STATED TASK » Produce an exact copy of all the records.
++++ RECORD SET ++++
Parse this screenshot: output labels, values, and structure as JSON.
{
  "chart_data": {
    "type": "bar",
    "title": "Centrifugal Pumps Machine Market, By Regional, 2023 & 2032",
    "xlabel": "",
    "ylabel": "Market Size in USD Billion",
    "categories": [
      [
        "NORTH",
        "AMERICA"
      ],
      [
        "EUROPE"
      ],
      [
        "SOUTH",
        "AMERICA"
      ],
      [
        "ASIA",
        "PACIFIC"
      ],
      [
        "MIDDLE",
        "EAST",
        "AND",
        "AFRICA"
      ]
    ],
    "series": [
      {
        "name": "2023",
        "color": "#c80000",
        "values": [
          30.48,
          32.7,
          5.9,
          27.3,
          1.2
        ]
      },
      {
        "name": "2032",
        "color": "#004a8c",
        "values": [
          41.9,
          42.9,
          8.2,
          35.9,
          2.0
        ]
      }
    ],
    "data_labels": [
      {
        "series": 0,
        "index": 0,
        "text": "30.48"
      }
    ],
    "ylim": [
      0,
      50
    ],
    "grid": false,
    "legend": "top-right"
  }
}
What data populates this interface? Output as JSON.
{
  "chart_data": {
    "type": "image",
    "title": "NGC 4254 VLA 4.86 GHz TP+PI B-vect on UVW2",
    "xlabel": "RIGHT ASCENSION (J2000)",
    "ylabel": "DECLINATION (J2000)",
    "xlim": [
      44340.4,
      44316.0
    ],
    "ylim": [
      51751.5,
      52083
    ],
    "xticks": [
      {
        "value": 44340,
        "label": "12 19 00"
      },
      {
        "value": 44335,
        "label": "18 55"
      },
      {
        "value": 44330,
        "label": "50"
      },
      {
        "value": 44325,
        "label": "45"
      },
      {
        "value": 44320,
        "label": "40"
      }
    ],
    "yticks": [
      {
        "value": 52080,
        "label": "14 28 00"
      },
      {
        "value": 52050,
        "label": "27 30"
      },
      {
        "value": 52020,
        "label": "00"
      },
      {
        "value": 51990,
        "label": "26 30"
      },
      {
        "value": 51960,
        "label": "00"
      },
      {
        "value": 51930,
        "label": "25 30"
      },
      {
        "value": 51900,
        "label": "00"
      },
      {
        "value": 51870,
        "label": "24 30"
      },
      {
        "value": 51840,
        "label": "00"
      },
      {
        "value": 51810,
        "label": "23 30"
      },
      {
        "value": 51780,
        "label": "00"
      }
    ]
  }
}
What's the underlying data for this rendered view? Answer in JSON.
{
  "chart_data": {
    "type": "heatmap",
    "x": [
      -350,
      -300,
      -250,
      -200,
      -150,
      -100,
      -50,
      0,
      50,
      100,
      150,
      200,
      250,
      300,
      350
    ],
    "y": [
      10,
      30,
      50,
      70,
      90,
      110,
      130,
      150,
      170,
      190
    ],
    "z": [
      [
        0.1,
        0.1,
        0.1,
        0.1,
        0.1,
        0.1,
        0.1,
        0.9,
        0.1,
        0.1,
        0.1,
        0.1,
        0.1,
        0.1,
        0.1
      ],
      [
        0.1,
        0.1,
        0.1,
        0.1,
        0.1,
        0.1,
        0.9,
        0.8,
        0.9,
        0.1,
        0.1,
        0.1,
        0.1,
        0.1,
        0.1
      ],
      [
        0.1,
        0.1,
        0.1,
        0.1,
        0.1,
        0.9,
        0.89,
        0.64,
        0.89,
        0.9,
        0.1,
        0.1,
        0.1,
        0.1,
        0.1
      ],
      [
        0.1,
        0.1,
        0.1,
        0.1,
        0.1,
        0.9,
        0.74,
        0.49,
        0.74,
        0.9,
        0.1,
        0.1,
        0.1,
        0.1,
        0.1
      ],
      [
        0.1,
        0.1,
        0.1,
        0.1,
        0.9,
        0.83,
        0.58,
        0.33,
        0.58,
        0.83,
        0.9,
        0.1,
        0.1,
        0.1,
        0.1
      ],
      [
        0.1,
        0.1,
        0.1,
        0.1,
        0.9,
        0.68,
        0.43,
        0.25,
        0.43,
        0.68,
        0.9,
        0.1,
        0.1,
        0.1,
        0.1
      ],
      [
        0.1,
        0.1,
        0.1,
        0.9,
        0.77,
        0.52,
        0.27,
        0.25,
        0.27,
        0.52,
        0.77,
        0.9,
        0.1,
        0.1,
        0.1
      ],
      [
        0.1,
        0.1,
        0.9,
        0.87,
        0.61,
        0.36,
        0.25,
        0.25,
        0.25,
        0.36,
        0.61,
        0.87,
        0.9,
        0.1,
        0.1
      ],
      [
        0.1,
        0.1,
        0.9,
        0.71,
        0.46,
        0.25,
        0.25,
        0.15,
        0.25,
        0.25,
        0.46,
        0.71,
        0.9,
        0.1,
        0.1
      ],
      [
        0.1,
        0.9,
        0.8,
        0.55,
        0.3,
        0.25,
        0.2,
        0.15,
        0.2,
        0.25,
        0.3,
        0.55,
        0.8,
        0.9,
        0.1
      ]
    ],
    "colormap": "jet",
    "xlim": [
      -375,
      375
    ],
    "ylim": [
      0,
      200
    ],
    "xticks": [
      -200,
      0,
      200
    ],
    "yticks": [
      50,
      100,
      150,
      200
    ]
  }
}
++++
THE OUTPUT »
Parse this screenshot: output labels, values, and structure as JSON.
{
  "chart_data": {
    "type": "bar",
    "title": "Centrifugal Pumps Machine Market, By Regional, 2023 & 2032",
    "xlabel": "",
    "ylabel": "Market Size in USD Billion",
    "categories": [
      [
        "NORTH",
        "AMERICA"
      ],
      [
        "EUROPE"
      ],
      [
        "SOUTH",
        "AMERICA"
      ],
      [
        "ASIA",
        "PACIFIC"
      ],
      [
        "MIDDLE",
        "EAST",
        "AND",
        "AFRICA"
      ]
    ],
    "series": [
      {
        "name": "2023",
        "color": "#c80000",
        "values": [
          30.48,
          32.7,
          5.9,
          27.3,
          1.2
        ]
      },
      {
        "name": "2032",
        "color": "#004a8c",
        "values": [
          41.9,
          42.9,
          8.2,
          35.9,
          2.0
        ]
      }
    ],
    "data_labels": [
      {
        "series": 0,
        "index": 0,
        "text": "30.48"
      }
    ],
    "ylim": [
      0,
      50
    ],
    "grid": false,
    "legend": "top-right"
  }
}
What data populates this interface? Output as JSON.
{
  "chart_data": {
    "type": "image",
    "title": "NGC 4254 VLA 4.86 GHz TP+PI B-vect on UVW2",
    "xlabel": "RIGHT ASCENSION (J2000)",
    "ylabel": "DECLINATION (J2000)",
    "xlim": [
      44340.4,
      44316.0
    ],
    "ylim": [
      51751.5,
      52083
    ],
    "xticks": [
      {
        "value": 44340,
        "label": "12 19 00"
      },
      {
        "value": 44335,
        "label": "18 55"
      },
      {
        "value": 44330,
        "label": "50"
      },
      {
        "value": 44325,
        "label": "45"
      },
      {
        "value": 44320,
        "label": "40"
      }
    ],
    "yticks": [
      {
        "value": 52080,
        "label": "14 28 00"
      },
      {
        "value": 52050,
        "label": "27 30"
      },
      {
        "value": 52020,
        "label": "00"
      },
      {
        "value": 51990,
        "label": "26 30"
      },
      {
        "value": 51960,
        "label": "00"
      },
      {
        "value": 51930,
        "label": "25 30"
      },
      {
        "value": 51900,
        "label": "00"
      },
      {
        "value": 51870,
        "label": "24 30"
      },
      {
        "value": 51840,
        "label": "00"
      },
      {
        "value": 51810,
        "label": "23 30"
      },
      {
        "value": 51780,
        "label": "00"
      }
    ]
  }
}
What's the underlying data for this rendered view? Answer in JSON.
{
  "chart_data": {
    "type": "heatmap",
    "x": [
      -350,
      -300,
      -250,
      -200,
      -150,
      -100,
      -50,
      0,
      50,
      100,
      150,
      200,
      250,
      300,
      350
    ],
    "y": [
      10,
      30,
      50,
      70,
      90,
      110,
      130,
      150,
      170,
      190
    ],
    "z": [
      [
        0.1,
        0.1,
        0.1,
        0.1,
        0.1,
        0.1,
        0.1,
        0.9,
        0.1,
        0.1,
        0.1,
        0.1,
        0.1,
        0.1,
        0.1
      ],
      [
        0.1,
        0.1,
        0.1,
        0.1,
        0.1,
        0.1,
        0.9,
        0.8,
        0.9,
        0.1,
        0.1,
        0.1,
        0.1,
        0.1,
        0.1
      ],
      [
        0.1,
        0.1,
        0.1,
        0.1,
        0.1,
        0.9,
        0.89,
        0.64,
        0.89,
        0.9,
        0.1,
        0.1,
        0.1,
        0.1,
        0.1
      ],
      [
        0.1,
        0.1,
        0.1,
        0.1,
        0.1,
        0.9,
        0.74,
        0.49,
        0.74,
        0.9,
        0.1,
        0.1,
        0.1,
        0.1,
        0.1
      ],
      [
        0.1,
        0.1,
        0.1,
        0.1,
        0.9,
        0.83,
        0.58,
        0.33,
        0.58,
        0.83,
        0.9,
        0.1,
        0.1,
        0.1,
        0.1
      ],
      [
        0.1,
        0.1,
        0.1,
        0.1,
        0.9,
        0.68,
        0.43,
        0.25,
        0.43,
        0.68,
        0.9,
        0.1,
        0.1,
        0.1,
        0.1
      ],
      [
        0.1,
        0.1,
        0.1,
        0.9,
        0.77,
        0.52,
        0.27,
        0.25,
        0.27,
        0.52,
        0.77,
        0.9,
        0.1,
        0.1,
        0.1
      ],
      [
        0.1,
        0.1,
        0.9,
        0.87,
        0.61,
        0.36,
        0.25,
        0.25,
        0.25,
        0.36,
        0.61,
        0.87,
        0.9,
        0.1,
        0.1
      ],
      [
        0.1,
        0.1,
        0.9,
        0.71,
        0.46,
        0.25,
        0.25,
        0.15,
        0.25,
        0.25,
        0.46,
        0.71,
        0.9,
        0.1,
        0.1
      ],
      [
        0.1,
        0.9,
        0.8,
        0.55,
        0.3,
        0.25,
        0.2,
        0.15,
        0.2,
        0.25,
        0.3,
        0.55,
        0.8,
        0.9,
        0.1
      ]
    ],
    "colormap": "jet",
    "xlim": [
      -375,
      375
    ],
    "ylim": [
      0,
      200
    ],
    "xticks": [
      -200,
      0,
      200
    ],
    "yticks": [
      50,
      100,
      150,
      200
    ]
  }
}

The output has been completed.